### Do this
Examine each line of the data. Copy those that contain the string "речи".

+ + + +

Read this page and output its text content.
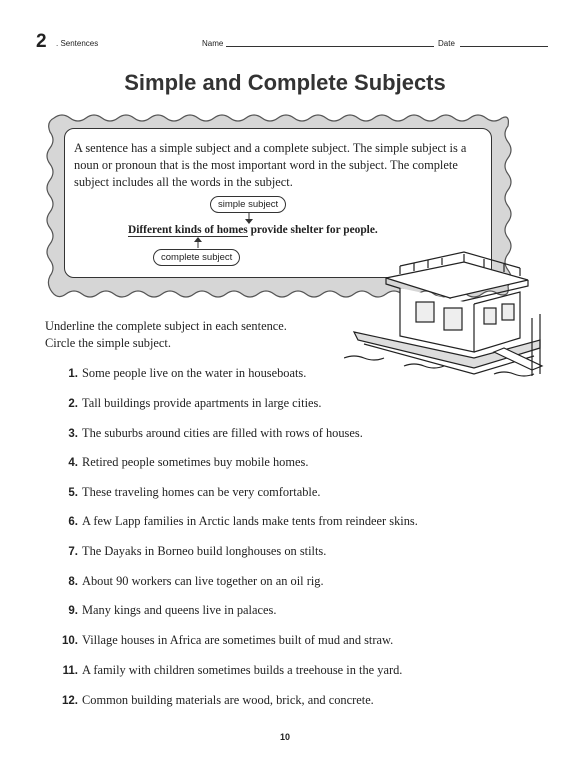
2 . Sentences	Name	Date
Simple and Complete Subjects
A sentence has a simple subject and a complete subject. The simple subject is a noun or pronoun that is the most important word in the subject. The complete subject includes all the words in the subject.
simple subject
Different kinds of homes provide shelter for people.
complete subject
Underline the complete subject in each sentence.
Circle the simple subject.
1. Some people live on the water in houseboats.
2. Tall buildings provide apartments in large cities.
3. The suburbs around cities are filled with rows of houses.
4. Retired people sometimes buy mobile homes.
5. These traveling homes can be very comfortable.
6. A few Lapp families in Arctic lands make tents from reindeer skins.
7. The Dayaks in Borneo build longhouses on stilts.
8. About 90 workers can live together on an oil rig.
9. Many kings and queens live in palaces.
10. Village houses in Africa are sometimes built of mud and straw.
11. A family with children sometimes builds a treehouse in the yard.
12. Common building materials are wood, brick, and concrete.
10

+ + + +

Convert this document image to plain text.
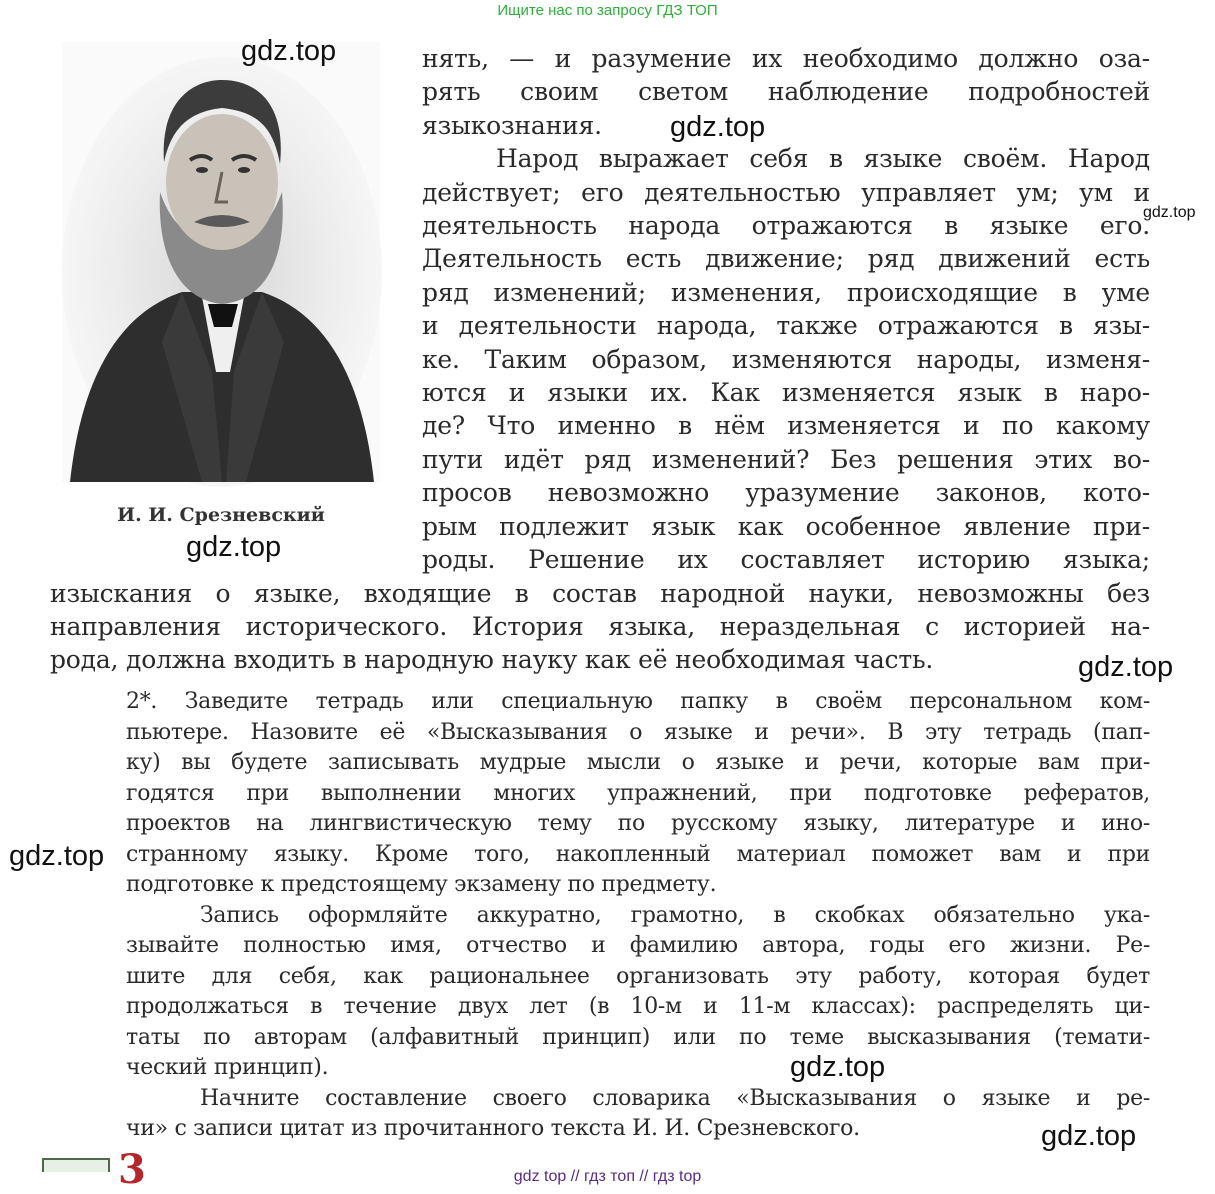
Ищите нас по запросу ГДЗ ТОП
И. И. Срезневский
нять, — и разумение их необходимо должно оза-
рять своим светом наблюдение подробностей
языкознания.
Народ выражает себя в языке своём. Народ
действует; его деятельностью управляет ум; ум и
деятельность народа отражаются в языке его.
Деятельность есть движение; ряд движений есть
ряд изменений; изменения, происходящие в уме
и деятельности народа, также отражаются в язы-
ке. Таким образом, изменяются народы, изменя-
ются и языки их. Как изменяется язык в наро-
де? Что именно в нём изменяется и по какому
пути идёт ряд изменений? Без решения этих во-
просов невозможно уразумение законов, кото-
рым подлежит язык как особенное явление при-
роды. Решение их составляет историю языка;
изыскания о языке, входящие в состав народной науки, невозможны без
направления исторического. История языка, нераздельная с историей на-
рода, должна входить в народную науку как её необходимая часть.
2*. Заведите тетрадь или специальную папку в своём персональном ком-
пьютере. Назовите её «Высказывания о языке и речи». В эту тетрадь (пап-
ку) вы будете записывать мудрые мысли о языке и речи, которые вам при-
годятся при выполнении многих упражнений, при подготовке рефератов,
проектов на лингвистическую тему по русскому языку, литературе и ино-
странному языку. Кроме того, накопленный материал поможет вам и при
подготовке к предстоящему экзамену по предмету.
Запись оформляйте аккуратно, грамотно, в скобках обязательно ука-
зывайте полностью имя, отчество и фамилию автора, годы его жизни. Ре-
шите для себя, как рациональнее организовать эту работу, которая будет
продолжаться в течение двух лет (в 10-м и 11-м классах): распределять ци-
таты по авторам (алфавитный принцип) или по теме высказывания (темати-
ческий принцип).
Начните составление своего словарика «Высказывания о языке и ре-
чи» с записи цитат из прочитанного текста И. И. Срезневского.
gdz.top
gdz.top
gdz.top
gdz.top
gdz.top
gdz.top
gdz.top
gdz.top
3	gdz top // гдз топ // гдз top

+ + + +

### The solution
пьютере. Назовите её «Высказывания о языке и речи». В эту тетрадь (пап-
ку) вы будете записывать мудрые мысли о языке и речи, которые вам при-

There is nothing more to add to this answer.